## TO BE DONE
In the records below, find each line with the word "panel" and copy it.

## GIVEN DATA

####

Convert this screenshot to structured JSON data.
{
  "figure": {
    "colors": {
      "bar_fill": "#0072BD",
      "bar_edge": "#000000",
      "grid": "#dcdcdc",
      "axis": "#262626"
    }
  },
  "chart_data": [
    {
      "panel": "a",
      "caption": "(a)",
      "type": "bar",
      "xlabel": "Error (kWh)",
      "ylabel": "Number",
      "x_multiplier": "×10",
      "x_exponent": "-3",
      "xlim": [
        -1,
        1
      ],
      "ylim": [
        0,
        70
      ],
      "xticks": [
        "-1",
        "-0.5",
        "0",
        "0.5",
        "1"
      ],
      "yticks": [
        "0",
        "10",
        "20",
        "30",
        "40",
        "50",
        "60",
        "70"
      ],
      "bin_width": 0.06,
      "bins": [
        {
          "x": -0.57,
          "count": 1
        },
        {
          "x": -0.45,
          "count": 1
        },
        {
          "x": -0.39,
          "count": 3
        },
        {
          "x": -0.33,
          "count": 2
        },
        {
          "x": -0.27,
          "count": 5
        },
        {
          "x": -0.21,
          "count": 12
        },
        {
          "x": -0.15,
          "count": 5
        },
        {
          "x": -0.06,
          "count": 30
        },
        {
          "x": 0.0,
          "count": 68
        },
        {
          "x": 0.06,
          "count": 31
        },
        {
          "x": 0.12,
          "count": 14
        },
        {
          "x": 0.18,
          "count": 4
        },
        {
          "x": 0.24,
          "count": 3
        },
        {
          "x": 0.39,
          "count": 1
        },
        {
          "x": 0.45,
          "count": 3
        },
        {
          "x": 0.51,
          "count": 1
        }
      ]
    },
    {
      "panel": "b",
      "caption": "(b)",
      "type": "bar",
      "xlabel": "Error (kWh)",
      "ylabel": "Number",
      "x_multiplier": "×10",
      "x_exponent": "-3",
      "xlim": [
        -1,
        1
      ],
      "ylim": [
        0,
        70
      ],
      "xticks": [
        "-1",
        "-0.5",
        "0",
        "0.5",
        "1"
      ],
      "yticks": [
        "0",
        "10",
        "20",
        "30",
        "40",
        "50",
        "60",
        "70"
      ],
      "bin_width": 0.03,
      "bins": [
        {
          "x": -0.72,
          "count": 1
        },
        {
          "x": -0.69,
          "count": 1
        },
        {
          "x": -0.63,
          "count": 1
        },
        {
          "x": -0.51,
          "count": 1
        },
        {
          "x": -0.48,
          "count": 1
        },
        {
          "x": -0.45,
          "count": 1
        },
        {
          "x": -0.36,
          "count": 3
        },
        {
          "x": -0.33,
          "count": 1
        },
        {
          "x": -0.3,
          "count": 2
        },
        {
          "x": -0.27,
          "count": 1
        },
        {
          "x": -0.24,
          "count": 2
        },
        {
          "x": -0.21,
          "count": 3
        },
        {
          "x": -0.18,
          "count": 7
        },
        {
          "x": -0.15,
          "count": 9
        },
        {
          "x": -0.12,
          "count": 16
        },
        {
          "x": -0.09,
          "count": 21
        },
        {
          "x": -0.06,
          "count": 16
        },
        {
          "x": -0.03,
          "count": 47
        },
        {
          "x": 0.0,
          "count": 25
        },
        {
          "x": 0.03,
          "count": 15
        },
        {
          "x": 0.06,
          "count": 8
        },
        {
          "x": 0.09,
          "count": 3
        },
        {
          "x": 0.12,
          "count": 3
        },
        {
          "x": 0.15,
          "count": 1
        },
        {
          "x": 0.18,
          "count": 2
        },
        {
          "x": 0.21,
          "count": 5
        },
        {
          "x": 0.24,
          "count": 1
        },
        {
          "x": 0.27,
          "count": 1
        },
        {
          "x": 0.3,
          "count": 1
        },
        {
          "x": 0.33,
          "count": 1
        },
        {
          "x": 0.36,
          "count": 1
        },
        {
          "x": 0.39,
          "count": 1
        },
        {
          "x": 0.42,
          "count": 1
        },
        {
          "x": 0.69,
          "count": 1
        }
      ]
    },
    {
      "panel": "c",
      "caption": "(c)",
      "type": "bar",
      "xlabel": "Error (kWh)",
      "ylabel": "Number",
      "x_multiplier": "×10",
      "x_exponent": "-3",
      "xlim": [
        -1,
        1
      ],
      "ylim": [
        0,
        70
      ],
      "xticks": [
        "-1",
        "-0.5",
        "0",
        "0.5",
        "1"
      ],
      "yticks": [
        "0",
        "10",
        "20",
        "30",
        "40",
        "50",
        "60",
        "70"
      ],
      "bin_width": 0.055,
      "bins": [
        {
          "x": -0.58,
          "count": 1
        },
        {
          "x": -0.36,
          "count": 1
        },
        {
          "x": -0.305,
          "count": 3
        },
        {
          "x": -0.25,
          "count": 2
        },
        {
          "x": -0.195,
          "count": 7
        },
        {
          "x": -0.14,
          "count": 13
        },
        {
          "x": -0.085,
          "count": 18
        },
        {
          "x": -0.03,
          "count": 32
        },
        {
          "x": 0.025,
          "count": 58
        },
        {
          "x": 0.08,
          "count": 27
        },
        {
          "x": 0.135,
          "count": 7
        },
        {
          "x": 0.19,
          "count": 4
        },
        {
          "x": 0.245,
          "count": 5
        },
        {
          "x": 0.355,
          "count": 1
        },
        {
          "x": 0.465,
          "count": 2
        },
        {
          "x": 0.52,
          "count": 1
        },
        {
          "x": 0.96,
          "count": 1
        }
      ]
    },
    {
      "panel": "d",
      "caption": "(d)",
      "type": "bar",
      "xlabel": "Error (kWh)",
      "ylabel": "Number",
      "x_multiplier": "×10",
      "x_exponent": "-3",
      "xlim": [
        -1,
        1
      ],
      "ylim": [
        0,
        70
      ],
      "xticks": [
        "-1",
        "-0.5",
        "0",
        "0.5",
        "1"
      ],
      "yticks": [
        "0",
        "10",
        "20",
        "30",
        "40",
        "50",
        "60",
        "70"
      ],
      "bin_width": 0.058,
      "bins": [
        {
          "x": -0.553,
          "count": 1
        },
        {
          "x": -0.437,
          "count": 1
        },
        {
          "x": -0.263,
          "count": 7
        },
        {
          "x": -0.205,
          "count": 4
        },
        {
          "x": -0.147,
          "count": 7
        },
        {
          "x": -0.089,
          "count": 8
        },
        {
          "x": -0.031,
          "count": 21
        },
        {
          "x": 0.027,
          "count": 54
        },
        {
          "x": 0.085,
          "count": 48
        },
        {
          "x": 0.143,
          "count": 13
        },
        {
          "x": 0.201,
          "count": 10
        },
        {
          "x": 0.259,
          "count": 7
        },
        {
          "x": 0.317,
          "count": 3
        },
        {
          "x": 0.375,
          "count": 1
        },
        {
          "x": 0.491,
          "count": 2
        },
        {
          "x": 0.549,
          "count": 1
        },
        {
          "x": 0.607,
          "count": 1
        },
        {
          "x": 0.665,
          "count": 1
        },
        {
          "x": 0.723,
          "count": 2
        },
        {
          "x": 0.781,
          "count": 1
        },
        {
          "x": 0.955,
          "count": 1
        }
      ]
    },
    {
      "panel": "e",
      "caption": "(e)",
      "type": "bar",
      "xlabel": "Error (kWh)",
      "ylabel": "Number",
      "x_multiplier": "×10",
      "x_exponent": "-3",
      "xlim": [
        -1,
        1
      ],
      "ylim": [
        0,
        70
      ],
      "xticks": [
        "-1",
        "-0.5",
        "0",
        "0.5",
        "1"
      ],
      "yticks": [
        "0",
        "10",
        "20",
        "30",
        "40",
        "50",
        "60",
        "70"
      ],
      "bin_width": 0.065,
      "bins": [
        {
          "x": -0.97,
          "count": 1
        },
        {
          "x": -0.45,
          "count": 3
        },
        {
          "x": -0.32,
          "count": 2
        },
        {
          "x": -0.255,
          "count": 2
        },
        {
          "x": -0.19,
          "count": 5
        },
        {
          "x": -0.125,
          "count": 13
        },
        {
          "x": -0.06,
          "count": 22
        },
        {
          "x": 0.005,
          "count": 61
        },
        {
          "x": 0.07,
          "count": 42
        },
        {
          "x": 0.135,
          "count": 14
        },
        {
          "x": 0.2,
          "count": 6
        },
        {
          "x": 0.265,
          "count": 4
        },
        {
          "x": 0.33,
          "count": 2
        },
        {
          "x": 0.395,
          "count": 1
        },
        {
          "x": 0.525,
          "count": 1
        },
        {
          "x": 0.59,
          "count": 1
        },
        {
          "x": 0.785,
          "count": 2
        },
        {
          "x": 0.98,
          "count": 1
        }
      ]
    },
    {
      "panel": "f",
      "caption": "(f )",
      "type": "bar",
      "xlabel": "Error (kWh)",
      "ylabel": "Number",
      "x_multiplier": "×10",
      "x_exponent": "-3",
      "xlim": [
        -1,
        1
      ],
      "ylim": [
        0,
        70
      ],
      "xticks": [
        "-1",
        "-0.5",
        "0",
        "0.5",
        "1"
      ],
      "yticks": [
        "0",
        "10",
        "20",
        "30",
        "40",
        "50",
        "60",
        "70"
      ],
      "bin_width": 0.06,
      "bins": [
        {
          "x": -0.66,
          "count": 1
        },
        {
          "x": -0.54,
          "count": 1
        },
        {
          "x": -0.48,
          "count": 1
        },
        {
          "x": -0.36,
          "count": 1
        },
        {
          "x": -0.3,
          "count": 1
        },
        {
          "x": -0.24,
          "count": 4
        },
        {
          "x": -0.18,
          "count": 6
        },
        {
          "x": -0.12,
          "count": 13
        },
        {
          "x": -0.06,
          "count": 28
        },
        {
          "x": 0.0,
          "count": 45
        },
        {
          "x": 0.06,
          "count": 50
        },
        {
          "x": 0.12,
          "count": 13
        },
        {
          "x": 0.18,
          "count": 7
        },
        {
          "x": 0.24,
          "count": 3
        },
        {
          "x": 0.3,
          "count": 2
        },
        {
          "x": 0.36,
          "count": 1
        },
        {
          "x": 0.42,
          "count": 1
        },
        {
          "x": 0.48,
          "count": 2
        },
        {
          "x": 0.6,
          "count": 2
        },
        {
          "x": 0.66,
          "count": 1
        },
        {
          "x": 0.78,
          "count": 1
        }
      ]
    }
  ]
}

####

## EXERCISE SOLUTION
      "panel": "a",
      "panel": "b",
      "panel": "c",
      "panel": "d",
      "panel": "e",
      "panel": "f",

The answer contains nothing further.